- [Exercise instructions]: Find the lines holding the word "this" and collect them.

- [Information given]:
════════════════

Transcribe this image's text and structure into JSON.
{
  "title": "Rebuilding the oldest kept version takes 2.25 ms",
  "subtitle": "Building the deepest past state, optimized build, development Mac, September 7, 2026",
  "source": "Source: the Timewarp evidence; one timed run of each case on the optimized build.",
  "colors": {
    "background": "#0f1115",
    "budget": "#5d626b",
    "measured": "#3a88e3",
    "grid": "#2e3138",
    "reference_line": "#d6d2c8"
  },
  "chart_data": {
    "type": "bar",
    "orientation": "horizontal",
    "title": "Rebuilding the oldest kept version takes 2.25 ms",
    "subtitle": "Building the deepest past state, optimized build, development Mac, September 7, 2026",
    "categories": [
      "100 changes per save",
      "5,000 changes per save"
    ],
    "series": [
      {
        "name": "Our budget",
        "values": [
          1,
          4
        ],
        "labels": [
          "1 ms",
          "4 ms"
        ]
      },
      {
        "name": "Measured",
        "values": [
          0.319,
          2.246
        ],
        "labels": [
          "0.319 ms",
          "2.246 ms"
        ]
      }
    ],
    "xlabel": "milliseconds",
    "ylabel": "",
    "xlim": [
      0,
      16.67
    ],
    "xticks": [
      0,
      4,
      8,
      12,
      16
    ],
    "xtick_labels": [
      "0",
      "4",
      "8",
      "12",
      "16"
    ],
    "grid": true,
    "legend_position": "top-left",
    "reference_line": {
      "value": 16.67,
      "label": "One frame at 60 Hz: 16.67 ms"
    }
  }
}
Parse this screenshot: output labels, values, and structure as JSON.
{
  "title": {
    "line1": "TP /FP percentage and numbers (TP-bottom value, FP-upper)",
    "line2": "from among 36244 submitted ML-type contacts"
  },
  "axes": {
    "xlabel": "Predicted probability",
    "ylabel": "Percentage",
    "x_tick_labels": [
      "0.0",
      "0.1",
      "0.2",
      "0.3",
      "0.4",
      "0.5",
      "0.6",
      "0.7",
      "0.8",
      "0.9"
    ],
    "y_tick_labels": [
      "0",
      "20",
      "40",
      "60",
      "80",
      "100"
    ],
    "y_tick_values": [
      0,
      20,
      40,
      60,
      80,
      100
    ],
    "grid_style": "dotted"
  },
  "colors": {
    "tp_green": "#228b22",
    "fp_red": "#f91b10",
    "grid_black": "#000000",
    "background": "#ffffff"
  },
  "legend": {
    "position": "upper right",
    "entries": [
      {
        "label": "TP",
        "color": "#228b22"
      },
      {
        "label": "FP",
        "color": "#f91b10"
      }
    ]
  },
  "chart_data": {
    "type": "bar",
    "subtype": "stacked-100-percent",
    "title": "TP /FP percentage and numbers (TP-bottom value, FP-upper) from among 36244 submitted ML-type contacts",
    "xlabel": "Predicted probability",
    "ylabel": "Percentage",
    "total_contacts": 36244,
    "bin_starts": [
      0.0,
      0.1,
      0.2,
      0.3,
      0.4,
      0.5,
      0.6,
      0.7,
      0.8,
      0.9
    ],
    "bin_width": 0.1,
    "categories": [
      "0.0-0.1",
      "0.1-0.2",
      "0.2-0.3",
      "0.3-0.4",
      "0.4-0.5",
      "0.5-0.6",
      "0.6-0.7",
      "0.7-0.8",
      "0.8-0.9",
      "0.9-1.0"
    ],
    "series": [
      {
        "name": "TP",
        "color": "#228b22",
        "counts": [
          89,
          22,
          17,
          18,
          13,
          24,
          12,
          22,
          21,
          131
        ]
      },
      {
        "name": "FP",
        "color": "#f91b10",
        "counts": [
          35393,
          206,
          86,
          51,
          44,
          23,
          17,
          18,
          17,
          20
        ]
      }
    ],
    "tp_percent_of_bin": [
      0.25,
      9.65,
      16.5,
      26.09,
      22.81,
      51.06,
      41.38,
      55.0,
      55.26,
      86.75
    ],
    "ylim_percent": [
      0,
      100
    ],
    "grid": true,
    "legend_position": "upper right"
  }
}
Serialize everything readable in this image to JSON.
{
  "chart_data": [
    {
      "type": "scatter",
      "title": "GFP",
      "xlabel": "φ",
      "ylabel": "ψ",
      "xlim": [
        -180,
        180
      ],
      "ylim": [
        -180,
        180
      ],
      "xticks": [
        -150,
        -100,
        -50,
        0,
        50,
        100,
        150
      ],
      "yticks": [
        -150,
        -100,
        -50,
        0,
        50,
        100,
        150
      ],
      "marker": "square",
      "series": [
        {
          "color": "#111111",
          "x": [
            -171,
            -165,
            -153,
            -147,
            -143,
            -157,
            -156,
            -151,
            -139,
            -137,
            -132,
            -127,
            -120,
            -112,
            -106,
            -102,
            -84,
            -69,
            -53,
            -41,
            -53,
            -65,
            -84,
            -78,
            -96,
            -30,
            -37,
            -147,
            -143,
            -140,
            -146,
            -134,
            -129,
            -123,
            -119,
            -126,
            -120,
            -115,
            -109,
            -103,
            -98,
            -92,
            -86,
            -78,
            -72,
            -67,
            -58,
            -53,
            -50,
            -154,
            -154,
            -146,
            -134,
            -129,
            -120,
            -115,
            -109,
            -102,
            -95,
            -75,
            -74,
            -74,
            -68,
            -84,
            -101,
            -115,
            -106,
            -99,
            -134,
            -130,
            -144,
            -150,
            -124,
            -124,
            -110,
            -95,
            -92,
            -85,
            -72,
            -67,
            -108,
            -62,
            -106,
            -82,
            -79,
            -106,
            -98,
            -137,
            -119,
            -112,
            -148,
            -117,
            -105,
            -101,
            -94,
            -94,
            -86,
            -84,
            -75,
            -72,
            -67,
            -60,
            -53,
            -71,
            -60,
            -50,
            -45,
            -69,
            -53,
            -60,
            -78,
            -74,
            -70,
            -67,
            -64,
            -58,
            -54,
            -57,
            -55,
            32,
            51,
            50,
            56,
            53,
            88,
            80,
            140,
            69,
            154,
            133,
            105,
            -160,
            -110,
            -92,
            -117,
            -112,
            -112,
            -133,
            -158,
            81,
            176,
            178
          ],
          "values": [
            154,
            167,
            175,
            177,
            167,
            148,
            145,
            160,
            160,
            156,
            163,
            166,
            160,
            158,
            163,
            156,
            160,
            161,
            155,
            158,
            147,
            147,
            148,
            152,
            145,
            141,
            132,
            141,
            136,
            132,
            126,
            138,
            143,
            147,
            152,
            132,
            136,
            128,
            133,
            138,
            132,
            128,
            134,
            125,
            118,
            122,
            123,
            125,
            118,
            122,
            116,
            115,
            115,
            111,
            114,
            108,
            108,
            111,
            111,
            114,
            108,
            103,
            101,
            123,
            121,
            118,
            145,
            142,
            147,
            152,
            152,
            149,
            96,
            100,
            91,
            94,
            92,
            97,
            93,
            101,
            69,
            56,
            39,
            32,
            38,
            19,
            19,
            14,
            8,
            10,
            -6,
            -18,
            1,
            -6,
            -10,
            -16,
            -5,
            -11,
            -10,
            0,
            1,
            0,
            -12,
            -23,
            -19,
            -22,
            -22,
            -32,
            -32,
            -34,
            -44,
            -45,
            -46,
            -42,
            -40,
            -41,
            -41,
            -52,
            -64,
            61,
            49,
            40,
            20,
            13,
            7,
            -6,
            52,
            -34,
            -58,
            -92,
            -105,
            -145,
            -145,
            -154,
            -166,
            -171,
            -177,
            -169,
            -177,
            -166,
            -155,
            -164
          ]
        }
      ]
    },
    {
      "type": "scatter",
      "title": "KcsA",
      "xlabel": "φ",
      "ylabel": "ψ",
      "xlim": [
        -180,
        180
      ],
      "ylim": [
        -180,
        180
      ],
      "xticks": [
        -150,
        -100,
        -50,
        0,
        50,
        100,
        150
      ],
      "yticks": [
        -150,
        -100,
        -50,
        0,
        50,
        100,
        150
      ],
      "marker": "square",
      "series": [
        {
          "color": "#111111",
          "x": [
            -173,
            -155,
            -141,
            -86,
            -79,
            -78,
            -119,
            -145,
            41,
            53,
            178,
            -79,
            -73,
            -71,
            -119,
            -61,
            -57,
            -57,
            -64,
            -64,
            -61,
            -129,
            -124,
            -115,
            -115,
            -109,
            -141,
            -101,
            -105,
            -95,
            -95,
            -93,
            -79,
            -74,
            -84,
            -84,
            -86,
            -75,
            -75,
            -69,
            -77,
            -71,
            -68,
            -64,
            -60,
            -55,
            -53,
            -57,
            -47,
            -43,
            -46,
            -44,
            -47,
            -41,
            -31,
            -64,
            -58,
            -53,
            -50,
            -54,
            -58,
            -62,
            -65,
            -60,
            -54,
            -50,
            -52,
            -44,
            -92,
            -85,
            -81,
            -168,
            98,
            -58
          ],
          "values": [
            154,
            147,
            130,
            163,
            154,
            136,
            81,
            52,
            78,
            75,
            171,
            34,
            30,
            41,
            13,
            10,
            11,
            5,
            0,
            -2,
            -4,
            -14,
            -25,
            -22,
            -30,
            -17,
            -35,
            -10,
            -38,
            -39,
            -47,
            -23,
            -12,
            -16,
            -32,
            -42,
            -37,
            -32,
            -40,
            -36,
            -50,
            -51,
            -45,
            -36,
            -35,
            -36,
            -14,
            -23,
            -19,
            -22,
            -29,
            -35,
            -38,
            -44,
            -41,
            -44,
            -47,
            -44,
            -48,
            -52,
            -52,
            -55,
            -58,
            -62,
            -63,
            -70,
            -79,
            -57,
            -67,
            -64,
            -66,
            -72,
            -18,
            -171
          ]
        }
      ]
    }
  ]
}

════════════════

- [Result]:
Transcribe this image's text and structure into JSON.
Parse this screenshot: output labels, values, and structure as JSON.
Serialize everything readable in this image to JSON.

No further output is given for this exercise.